## Job
Restate the whole of the material. Keep every word, and drop the pictures.

──────── Input material ────────

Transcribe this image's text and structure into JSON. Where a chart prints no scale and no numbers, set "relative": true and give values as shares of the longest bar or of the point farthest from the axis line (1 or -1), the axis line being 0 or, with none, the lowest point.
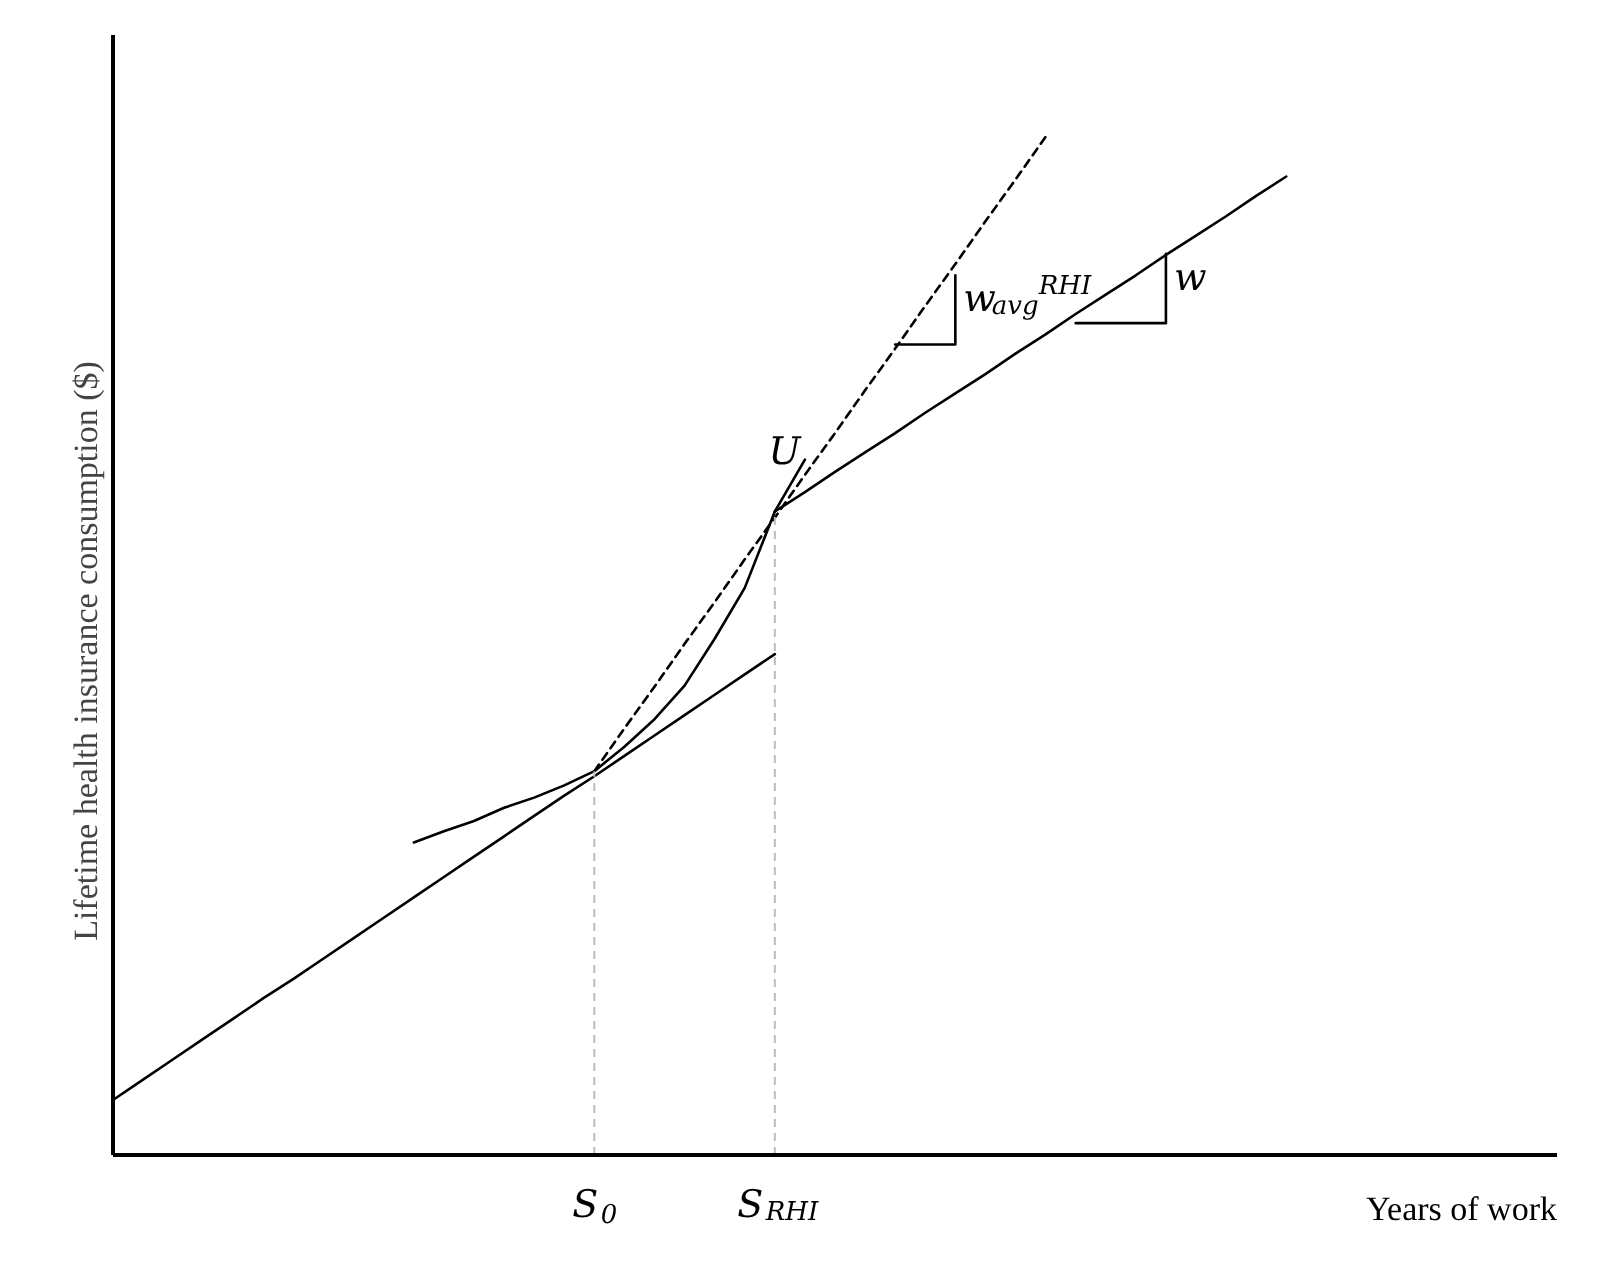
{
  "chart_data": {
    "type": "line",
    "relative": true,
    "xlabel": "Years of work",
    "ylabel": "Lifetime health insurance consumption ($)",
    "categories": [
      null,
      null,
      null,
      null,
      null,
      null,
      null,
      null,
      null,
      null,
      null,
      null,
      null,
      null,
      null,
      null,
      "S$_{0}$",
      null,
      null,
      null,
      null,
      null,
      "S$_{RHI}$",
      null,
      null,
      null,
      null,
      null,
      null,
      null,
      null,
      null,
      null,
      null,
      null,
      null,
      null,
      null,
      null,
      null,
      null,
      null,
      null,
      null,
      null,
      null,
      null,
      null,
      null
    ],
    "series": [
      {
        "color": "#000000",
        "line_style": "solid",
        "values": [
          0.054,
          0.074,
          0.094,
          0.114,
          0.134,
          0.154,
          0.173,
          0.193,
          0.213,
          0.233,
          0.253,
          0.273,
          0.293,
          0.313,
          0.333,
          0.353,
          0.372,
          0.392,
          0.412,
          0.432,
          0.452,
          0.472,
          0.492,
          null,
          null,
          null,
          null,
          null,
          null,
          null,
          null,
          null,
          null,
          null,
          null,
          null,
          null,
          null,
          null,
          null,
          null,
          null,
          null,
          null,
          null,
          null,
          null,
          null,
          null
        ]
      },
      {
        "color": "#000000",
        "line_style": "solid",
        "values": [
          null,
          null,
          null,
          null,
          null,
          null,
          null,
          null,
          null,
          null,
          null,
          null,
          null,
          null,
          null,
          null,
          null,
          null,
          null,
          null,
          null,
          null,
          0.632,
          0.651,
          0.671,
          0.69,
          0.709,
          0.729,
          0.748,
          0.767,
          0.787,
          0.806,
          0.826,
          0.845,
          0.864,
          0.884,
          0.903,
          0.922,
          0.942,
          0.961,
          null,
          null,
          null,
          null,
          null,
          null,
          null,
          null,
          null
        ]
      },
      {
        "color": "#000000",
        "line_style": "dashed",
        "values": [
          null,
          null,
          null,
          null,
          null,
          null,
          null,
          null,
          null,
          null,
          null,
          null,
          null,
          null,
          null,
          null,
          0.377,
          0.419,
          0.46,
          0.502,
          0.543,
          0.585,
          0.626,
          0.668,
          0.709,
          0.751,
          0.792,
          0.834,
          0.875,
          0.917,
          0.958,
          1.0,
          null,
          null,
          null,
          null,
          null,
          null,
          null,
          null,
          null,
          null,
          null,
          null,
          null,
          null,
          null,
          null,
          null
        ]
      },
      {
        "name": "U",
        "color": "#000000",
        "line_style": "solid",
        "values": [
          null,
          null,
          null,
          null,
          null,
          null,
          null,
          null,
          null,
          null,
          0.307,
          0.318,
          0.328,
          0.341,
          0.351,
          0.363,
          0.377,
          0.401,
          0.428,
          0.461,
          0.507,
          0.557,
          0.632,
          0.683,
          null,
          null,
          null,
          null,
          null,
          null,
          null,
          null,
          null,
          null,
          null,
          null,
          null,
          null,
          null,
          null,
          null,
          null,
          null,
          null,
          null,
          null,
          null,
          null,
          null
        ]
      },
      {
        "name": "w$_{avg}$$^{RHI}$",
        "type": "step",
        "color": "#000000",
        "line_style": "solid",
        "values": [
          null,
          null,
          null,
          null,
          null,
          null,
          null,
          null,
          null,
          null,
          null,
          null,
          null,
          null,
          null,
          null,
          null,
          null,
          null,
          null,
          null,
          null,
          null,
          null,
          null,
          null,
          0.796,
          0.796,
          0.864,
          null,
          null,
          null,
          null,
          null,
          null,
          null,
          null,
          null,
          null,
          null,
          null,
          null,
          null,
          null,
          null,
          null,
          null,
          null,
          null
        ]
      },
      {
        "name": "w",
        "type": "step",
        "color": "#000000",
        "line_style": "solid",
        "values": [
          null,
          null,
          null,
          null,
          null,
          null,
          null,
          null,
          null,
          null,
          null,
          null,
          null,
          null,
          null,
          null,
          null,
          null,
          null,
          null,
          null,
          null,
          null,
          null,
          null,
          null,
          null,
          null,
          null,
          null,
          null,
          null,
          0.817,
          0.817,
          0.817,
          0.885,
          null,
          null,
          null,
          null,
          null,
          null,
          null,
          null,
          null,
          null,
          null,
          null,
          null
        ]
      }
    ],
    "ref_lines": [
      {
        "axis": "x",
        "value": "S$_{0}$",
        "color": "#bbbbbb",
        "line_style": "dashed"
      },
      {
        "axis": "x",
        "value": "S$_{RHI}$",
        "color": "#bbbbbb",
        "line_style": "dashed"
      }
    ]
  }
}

────────

## Correct answer
Transcribe this image's text and structure into JSON. Where a chart prints no scale and no numbers, set "relative": true and give values as shares of the longest bar or of the point farthest from the axis line (1 or -1), the axis line being 0 or, with none, the lowest point.
{
  "chart_data": {
    "type": "line",
    "relative": true,
    "xlabel": "Years of work",
    "ylabel": "Lifetime health insurance consumption ($)",
    "categories": [
      null,
      null,
      null,
      null,
      null,
      null,
      null,
      null,
      null,
      null,
      null,
      null,
      null,
      null,
      null,
      null,
      "S$_{0}$",
      null,
      null,
      null,
      null,
      null,
      "S$_{RHI}$",
      null,
      null,
      null,
      null,
      null,
      null,
      null,
      null,
      null,
      null,
      null,
      null,
      null,
      null,
      null,
      null,
      null,
      null,
      null,
      null,
      null,
      null,
      null,
      null,
      null,
      null
    ],
    "series": [
      {
        "color": "#000000",
        "line_style": "solid",
        "values": [
          0.054,
          0.074,
          0.094,
          0.114,
          0.134,
          0.154,
          0.173,
          0.193,
          0.213,
          0.233,
          0.253,
          0.273,
          0.293,
          0.313,
          0.333,
          0.353,
          0.372,
          0.392,
          0.412,
          0.432,
          0.452,
          0.472,
          0.492,
          null,
          null,
          null,
          null,
          null,
          null,
          null,
          null,
          null,
          null,
          null,
          null,
          null,
          null,
          null,
          null,
          null,
          null,
          null,
          null,
          null,
          null,
          null,
          null,
          null,
          null
        ]
      },
      {
        "color": "#000000",
        "line_style": "solid",
        "values": [
          null,
          null,
          null,
          null,
          null,
          null,
          null,
          null,
          null,
          null,
          null,
          null,
          null,
          null,
          null,
          null,
          null,
          null,
          null,
          null,
          null,
          null,
          0.632,
          0.651,
          0.671,
          0.69,
          0.709,
          0.729,
          0.748,
          0.767,
          0.787,
          0.806,
          0.826,
          0.845,
          0.864,
          0.884,
          0.903,
          0.922,
          0.942,
          0.961,
          null,
          null,
          null,
          null,
          null,
          null,
          null,
          null,
          null
        ]
      },
      {
        "color": "#000000",
        "line_style": "dashed",
        "values": [
          null,
          null,
          null,
          null,
          null,
          null,
          null,
          null,
          null,
          null,
          null,
          null,
          null,
          null,
          null,
          null,
          0.377,
          0.419,
          0.46,
          0.502,
          0.543,
          0.585,
          0.626,
          0.668,
          0.709,
          0.751,
          0.792,
          0.834,
          0.875,
          0.917,
          0.958,
          1.0,
          null,
          null,
          null,
          null,
          null,
          null,
          null,
          null,
          null,
          null,
          null,
          null,
          null,
          null,
          null,
          null,
          null
        ]
      },
      {
        "name": "U",
        "color": "#000000",
        "line_style": "solid",
        "values": [
          null,
          null,
          null,
          null,
          null,
          null,
          null,
          null,
          null,
          null,
          0.307,
          0.318,
          0.328,
          0.341,
          0.351,
          0.363,
          0.377,
          0.401,
          0.428,
          0.461,
          0.507,
          0.557,
          0.632,
          0.683,
          null,
          null,
          null,
          null,
          null,
          null,
          null,
          null,
          null,
          null,
          null,
          null,
          null,
          null,
          null,
          null,
          null,
          null,
          null,
          null,
          null,
          null,
          null,
          null,
          null
        ]
      },
      {
        "name": "w$_{avg}$$^{RHI}$",
        "type": "step",
        "color": "#000000",
        "line_style": "solid",
        "values": [
          null,
          null,
          null,
          null,
          null,
          null,
          null,
          null,
          null,
          null,
          null,
          null,
          null,
          null,
          null,
          null,
          null,
          null,
          null,
          null,
          null,
          null,
          null,
          null,
          null,
          null,
          0.796,
          0.796,
          0.864,
          null,
          null,
          null,
          null,
          null,
          null,
          null,
          null,
          null,
          null,
          null,
          null,
          null,
          null,
          null,
          null,
          null,
          null,
          null,
          null
        ]
      },
      {
        "name": "w",
        "type": "step",
        "color": "#000000",
        "line_style": "solid",
        "values": [
          null,
          null,
          null,
          null,
          null,
          null,
          null,
          null,
          null,
          null,
          null,
          null,
          null,
          null,
          null,
          null,
          null,
          null,
          null,
          null,
          null,
          null,
          null,
          null,
          null,
          null,
          null,
          null,
          null,
          null,
          null,
          null,
          0.817,
          0.817,
          0.817,
          0.885,
          null,
          null,
          null,
          null,
          null,
          null,
          null,
          null,
          null,
          null,
          null,
          null,
          null
        ]
      }
    ],
    "ref_lines": [
      {
        "axis": "x",
        "value": "S$_{0}$",
        "color": "#bbbbbb",
        "line_style": "dashed"
      },
      {
        "axis": "x",
        "value": "S$_{RHI}$",
        "color": "#bbbbbb",
        "line_style": "dashed"
      }
    ]
  }
}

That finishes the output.